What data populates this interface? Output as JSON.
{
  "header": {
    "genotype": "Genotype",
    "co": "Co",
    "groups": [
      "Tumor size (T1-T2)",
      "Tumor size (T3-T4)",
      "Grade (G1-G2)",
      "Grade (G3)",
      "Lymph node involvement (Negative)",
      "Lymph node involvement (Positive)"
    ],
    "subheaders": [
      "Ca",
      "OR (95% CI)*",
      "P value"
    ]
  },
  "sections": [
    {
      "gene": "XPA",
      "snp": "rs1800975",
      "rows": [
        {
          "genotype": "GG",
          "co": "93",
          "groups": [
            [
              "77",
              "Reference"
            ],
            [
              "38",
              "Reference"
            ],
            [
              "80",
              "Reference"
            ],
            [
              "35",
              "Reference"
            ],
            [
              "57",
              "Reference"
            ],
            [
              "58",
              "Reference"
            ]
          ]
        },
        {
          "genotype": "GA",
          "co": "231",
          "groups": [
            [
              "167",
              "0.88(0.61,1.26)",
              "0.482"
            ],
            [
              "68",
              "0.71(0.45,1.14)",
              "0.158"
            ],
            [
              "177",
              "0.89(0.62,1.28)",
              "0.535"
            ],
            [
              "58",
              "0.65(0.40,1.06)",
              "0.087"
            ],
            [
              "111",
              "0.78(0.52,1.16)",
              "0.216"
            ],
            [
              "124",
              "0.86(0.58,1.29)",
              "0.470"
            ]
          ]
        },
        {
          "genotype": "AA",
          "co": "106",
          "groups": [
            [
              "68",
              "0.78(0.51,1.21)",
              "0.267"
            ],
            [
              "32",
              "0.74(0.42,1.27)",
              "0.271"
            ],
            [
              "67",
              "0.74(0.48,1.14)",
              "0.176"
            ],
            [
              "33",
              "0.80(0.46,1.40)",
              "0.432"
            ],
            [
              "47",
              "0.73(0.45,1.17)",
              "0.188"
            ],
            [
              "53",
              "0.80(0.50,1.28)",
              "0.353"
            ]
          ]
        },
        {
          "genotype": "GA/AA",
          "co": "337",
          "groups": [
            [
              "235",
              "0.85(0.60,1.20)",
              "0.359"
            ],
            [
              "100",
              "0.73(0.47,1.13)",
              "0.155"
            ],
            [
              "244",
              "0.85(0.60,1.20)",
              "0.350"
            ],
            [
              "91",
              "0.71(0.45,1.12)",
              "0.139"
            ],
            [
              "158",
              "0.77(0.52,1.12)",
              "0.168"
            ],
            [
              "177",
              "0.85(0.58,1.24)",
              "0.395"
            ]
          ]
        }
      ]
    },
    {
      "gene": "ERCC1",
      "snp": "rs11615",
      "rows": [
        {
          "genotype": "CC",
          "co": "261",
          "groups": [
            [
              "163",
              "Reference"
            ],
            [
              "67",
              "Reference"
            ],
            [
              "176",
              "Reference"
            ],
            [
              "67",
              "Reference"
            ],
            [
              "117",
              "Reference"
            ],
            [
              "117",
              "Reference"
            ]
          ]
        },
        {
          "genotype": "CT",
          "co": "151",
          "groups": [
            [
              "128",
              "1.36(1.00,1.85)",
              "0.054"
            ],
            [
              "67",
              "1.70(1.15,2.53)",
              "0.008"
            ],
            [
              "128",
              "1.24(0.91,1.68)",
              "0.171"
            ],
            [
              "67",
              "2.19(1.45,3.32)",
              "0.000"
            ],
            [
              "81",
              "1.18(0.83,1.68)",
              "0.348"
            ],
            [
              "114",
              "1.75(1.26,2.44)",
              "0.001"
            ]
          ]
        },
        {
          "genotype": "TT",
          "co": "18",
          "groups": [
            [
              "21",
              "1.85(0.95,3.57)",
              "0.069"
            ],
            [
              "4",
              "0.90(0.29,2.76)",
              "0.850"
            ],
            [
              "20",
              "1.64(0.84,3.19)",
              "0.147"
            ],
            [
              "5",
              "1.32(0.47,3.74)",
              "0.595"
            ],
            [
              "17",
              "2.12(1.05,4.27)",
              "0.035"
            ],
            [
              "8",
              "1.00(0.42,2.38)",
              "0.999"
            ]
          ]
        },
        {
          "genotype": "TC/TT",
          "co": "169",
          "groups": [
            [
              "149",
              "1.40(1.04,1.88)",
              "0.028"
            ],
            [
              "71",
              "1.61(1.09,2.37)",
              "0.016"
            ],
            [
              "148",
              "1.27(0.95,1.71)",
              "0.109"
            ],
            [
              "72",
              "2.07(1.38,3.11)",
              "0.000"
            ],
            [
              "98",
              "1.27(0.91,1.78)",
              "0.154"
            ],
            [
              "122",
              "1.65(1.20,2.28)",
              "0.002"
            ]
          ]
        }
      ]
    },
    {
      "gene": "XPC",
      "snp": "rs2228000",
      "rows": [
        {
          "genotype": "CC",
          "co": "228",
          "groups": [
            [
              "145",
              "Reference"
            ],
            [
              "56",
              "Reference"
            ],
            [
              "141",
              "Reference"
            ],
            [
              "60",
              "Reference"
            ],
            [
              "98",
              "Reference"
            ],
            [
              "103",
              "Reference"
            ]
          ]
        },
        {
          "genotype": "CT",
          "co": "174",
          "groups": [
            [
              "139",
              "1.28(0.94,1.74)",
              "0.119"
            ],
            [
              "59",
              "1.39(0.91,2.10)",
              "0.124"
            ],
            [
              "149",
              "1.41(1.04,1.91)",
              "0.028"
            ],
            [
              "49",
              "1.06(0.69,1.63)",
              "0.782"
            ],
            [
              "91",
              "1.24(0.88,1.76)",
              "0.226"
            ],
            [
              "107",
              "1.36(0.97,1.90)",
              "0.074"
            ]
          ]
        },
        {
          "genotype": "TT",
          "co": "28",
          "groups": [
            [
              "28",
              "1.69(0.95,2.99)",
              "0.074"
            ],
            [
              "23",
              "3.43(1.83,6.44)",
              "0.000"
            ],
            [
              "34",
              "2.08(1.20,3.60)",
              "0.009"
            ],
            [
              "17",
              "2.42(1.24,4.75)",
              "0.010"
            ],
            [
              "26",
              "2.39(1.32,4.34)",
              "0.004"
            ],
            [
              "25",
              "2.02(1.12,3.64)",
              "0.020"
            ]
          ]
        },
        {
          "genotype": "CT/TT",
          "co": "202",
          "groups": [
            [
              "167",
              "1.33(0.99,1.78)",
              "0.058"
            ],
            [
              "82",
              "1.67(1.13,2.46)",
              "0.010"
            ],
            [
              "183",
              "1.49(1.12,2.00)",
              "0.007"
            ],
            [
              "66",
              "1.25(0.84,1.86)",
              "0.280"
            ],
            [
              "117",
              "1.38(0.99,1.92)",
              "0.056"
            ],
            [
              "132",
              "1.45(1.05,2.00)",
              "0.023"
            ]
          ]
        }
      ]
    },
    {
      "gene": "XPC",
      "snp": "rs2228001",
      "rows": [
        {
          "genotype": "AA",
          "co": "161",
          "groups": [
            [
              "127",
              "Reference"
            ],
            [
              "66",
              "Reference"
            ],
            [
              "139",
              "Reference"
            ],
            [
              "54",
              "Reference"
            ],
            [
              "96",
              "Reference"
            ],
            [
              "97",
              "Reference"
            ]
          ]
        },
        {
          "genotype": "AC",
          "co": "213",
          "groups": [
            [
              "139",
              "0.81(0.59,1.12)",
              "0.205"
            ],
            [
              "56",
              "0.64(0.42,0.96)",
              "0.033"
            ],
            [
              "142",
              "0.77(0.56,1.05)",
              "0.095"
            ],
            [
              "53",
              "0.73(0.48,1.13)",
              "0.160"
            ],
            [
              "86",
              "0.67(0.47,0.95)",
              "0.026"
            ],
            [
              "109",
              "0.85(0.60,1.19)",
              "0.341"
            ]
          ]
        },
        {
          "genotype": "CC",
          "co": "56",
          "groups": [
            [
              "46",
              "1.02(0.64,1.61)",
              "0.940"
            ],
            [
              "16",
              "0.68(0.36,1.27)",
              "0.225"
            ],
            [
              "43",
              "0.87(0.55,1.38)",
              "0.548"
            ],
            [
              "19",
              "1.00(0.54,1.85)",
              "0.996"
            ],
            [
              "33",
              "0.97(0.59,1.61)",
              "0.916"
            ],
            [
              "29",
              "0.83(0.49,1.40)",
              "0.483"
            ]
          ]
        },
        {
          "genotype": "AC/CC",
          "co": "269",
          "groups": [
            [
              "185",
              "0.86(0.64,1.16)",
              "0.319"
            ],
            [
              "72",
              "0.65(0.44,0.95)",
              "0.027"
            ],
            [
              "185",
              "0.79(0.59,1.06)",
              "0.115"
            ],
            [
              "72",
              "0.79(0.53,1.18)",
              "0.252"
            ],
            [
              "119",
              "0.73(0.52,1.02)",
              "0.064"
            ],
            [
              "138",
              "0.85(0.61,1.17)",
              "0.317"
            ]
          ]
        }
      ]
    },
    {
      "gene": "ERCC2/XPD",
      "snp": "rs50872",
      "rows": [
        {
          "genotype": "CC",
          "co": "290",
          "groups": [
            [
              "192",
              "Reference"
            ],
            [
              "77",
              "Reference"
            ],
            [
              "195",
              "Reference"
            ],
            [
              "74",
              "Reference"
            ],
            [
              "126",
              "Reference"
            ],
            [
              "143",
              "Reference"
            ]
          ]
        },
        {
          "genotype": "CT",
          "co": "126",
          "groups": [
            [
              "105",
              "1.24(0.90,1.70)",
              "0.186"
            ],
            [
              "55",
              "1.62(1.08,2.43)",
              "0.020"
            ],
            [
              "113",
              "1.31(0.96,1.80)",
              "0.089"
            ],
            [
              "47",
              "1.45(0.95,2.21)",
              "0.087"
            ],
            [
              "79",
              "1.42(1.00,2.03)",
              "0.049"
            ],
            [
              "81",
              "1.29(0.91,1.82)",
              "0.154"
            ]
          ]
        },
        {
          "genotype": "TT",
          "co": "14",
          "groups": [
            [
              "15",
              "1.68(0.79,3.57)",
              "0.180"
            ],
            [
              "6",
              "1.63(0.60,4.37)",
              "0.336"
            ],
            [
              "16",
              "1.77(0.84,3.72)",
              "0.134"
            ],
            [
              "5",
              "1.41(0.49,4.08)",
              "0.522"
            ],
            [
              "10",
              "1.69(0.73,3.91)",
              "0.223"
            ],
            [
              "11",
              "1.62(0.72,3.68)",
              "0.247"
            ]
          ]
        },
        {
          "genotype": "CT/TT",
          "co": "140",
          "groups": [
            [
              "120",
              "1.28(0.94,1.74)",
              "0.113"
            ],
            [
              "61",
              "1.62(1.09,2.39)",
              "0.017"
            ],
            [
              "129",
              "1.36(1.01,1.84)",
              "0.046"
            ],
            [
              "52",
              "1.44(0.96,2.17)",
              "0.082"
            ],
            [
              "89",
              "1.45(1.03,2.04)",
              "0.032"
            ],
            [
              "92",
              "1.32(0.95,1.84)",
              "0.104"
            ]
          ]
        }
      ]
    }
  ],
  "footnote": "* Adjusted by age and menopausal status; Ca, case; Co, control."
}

################

» **AIM OF THE TASK**
Among the entries, find each line that includes the string "Lymph" and copy it.

» **PROBLEM SOLUTION**
      "Lymph node involvement (Negative)",
      "Lymph node involvement (Positive)"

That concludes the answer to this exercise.